What the task asks: Scan the lines below for "median"; report the number of lines that contain it, and only that.

Records provided:
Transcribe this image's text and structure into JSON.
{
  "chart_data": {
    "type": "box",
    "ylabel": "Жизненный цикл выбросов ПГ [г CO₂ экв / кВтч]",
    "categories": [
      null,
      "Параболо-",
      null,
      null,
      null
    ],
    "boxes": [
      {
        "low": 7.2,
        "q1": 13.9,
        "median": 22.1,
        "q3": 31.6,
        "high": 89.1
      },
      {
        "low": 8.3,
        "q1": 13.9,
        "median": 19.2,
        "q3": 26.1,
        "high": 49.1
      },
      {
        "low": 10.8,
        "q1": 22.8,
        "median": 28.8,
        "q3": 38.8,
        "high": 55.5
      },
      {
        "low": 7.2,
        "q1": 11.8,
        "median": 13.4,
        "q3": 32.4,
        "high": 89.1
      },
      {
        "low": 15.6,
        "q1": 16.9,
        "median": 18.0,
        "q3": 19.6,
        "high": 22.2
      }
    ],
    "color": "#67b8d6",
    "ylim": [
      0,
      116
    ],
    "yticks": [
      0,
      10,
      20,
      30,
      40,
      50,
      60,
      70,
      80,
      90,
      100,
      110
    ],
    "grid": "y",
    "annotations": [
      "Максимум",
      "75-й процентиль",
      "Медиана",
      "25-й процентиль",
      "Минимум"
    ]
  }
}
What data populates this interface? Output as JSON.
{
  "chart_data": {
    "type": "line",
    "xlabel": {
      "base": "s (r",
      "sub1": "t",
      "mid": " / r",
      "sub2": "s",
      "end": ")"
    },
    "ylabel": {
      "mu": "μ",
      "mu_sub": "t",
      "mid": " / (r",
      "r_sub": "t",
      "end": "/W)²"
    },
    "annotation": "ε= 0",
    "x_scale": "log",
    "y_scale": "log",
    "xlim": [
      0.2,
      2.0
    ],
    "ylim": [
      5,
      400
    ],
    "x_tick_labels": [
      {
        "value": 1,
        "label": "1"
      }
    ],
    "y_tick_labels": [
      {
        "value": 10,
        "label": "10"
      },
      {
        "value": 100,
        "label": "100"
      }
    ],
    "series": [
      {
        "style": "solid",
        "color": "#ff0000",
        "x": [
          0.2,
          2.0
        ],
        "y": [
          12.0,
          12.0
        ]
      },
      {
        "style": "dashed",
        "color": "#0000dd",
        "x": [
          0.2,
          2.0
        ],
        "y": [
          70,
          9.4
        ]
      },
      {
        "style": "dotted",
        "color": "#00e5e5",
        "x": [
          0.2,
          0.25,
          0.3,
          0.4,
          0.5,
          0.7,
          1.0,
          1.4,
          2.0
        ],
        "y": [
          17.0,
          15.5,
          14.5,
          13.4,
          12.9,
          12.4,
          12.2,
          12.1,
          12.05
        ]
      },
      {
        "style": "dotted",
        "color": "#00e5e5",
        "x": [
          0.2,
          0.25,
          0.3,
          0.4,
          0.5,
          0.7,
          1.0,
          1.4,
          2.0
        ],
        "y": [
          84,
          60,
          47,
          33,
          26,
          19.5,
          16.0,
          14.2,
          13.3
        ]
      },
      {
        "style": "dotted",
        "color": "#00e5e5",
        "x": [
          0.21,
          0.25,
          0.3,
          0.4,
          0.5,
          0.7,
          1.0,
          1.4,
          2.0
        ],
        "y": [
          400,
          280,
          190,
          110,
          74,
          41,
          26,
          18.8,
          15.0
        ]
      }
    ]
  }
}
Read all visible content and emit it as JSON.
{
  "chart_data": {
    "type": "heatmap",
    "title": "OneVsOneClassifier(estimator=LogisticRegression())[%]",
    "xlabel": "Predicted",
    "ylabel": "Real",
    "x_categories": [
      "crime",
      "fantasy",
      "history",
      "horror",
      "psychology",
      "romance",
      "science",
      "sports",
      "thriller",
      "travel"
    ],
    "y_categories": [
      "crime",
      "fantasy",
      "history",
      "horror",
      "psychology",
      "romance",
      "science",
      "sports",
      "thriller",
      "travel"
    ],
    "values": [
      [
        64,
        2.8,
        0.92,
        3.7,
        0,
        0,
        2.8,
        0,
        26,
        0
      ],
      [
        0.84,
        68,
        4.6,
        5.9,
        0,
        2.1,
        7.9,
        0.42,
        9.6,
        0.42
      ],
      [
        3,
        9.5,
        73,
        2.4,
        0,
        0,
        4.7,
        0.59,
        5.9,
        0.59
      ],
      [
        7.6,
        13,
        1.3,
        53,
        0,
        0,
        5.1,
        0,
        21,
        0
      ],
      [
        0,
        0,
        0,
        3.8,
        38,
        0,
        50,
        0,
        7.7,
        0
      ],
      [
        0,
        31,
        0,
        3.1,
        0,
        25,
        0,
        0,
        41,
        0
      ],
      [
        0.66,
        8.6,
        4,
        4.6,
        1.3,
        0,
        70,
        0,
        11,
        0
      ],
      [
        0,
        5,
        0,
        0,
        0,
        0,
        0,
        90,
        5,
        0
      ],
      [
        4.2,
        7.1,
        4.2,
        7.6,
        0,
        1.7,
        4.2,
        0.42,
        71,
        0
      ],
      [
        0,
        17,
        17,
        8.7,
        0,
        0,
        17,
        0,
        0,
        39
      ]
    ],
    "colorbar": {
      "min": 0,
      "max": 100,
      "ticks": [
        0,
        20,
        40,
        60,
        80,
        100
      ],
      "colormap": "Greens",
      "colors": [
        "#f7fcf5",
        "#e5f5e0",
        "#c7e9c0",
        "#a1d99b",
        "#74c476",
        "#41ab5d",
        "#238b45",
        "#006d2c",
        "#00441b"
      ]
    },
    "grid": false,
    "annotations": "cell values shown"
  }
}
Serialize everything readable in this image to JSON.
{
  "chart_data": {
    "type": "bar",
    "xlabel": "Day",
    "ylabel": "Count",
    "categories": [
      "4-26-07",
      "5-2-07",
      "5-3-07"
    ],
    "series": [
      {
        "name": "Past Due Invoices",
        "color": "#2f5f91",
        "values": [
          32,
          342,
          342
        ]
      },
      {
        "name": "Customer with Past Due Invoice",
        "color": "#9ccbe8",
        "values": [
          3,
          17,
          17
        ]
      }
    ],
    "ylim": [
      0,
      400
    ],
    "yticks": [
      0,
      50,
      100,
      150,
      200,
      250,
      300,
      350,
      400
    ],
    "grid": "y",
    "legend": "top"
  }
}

Written solution: 5